>>>>>

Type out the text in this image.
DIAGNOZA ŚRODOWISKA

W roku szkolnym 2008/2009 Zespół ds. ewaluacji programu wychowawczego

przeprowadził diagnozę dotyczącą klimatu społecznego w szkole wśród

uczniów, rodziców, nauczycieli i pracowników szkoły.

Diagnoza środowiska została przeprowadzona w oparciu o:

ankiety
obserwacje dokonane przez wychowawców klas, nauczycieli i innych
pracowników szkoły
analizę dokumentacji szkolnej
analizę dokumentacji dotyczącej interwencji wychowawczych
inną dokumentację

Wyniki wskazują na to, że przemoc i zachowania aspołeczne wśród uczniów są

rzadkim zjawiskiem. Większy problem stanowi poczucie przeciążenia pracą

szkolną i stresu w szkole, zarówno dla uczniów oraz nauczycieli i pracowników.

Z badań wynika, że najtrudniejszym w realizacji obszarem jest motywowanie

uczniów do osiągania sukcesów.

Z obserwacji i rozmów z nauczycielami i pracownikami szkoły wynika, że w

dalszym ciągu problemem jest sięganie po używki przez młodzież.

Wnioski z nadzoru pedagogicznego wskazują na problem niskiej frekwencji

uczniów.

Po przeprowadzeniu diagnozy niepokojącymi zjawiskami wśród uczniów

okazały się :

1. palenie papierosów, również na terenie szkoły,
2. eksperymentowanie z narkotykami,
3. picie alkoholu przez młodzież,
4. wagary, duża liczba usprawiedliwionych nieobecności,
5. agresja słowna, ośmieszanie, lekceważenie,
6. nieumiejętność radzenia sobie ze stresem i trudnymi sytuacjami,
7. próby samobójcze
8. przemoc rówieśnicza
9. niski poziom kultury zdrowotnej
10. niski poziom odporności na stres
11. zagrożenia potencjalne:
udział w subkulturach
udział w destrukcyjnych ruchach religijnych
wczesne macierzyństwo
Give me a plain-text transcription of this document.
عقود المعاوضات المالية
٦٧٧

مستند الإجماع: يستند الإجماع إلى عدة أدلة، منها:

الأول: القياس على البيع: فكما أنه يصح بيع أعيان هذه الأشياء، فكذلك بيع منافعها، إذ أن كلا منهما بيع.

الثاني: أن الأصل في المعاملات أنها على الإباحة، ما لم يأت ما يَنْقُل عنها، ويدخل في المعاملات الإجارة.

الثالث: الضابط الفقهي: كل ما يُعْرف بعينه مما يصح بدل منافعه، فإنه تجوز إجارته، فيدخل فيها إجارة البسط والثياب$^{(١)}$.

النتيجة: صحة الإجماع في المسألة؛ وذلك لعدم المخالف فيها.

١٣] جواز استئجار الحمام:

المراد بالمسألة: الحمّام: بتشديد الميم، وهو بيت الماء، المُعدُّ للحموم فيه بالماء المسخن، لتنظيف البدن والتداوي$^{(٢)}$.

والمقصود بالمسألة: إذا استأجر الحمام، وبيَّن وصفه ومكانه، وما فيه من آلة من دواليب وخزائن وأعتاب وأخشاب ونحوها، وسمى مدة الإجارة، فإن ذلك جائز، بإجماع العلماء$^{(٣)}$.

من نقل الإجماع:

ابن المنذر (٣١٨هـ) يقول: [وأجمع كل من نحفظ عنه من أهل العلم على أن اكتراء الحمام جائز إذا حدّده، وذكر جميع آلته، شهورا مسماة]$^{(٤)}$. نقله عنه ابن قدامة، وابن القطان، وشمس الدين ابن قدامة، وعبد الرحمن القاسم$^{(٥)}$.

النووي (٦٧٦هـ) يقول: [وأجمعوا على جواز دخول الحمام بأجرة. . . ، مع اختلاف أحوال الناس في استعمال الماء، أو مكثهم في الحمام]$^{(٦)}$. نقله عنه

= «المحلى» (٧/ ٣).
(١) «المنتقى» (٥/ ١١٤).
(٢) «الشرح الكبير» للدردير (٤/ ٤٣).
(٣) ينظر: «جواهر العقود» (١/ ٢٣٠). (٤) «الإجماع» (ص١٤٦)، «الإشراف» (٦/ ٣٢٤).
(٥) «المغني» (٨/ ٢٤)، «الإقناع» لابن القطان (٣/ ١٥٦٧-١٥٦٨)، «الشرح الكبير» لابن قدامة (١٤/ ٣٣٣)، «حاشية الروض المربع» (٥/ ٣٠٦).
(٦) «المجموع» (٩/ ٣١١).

<<<<<

WHAT YOU NEED TO DO ->
Your task is to quote all of the data word for word.

FINAL ANSWER ->
Type out the text in this image.
DIAGNOZA ŚRODOWISKA

W roku szkolnym 2008/2009 Zespół ds. ewaluacji programu wychowawczego

przeprowadził diagnozę dotyczącą klimatu społecznego w szkole wśród

uczniów, rodziców, nauczycieli i pracowników szkoły.

Diagnoza środowiska została przeprowadzona w oparciu o:

ankiety
obserwacje dokonane przez wychowawców klas, nauczycieli i innych
pracowników szkoły
analizę dokumentacji szkolnej
analizę dokumentacji dotyczącej interwencji wychowawczych
inną dokumentację

Wyniki wskazują na to, że przemoc i zachowania aspołeczne wśród uczniów są

rzadkim zjawiskiem. Większy problem stanowi poczucie przeciążenia pracą

szkolną i stresu w szkole, zarówno dla uczniów oraz nauczycieli i pracowników.

Z badań wynika, że najtrudniejszym w realizacji obszarem jest motywowanie

uczniów do osiągania sukcesów.

Z obserwacji i rozmów z nauczycielami i pracownikami szkoły wynika, że w

dalszym ciągu problemem jest sięganie po używki przez młodzież.

Wnioski z nadzoru pedagogicznego wskazują na problem niskiej frekwencji

uczniów.

Po przeprowadzeniu diagnozy niepokojącymi zjawiskami wśród uczniów

okazały się :

1. palenie papierosów, również na terenie szkoły,
2. eksperymentowanie z narkotykami,
3. picie alkoholu przez młodzież,
4. wagary, duża liczba usprawiedliwionych nieobecności,
5. agresja słowna, ośmieszanie, lekceważenie,
6. nieumiejętność radzenia sobie ze stresem i trudnymi sytuacjami,
7. próby samobójcze
8. przemoc rówieśnicza
9. niski poziom kultury zdrowotnej
10. niski poziom odporności na stres
11. zagrożenia potencjalne:
udział w subkulturach
udział w destrukcyjnych ruchach religijnych
wczesne macierzyństwo
Give me a plain-text transcription of this document.
عقود المعاوضات المالية
٦٧٧

مستند الإجماع: يستند الإجماع إلى عدة أدلة، منها:

الأول: القياس على البيع: فكما أنه يصح بيع أعيان هذه الأشياء، فكذلك بيع منافعها، إذ أن كلا منهما بيع.

الثاني: أن الأصل في المعاملات أنها على الإباحة، ما لم يأت ما يَنْقُل عنها، ويدخل في المعاملات الإجارة.

الثالث: الضابط الفقهي: كل ما يُعْرف بعينه مما يصح بدل منافعه، فإنه تجوز إجارته، فيدخل فيها إجارة البسط والثياب$^{(١)}$.

النتيجة: صحة الإجماع في المسألة؛ وذلك لعدم المخالف فيها.

١٣] جواز استئجار الحمام:

المراد بالمسألة: الحمّام: بتشديد الميم، وهو بيت الماء، المُعدُّ للحموم فيه بالماء المسخن، لتنظيف البدن والتداوي$^{(٢)}$.

والمقصود بالمسألة: إذا استأجر الحمام، وبيَّن وصفه ومكانه، وما فيه من آلة من دواليب وخزائن وأعتاب وأخشاب ونحوها، وسمى مدة الإجارة، فإن ذلك جائز، بإجماع العلماء$^{(٣)}$.

من نقل الإجماع:

ابن المنذر (٣١٨هـ) يقول: [وأجمع كل من نحفظ عنه من أهل العلم على أن اكتراء الحمام جائز إذا حدّده، وذكر جميع آلته، شهورا مسماة]$^{(٤)}$. نقله عنه ابن قدامة، وابن القطان، وشمس الدين ابن قدامة، وعبد الرحمن القاسم$^{(٥)}$.

النووي (٦٧٦هـ) يقول: [وأجمعوا على جواز دخول الحمام بأجرة. . . ، مع اختلاف أحوال الناس في استعمال الماء، أو مكثهم في الحمام]$^{(٦)}$. نقله عنه

= «المحلى» (٧/ ٣).
(١) «المنتقى» (٥/ ١١٤).
(٢) «الشرح الكبير» للدردير (٤/ ٤٣).
(٣) ينظر: «جواهر العقود» (١/ ٢٣٠). (٤) «الإجماع» (ص١٤٦)، «الإشراف» (٦/ ٣٢٤).
(٥) «المغني» (٨/ ٢٤)، «الإقناع» لابن القطان (٣/ ١٥٦٧-١٥٦٨)، «الشرح الكبير» لابن قدامة (١٤/ ٣٣٣)، «حاشية الروض المربع» (٥/ ٣٠٦).
(٦) «المجموع» (٩/ ٣١١).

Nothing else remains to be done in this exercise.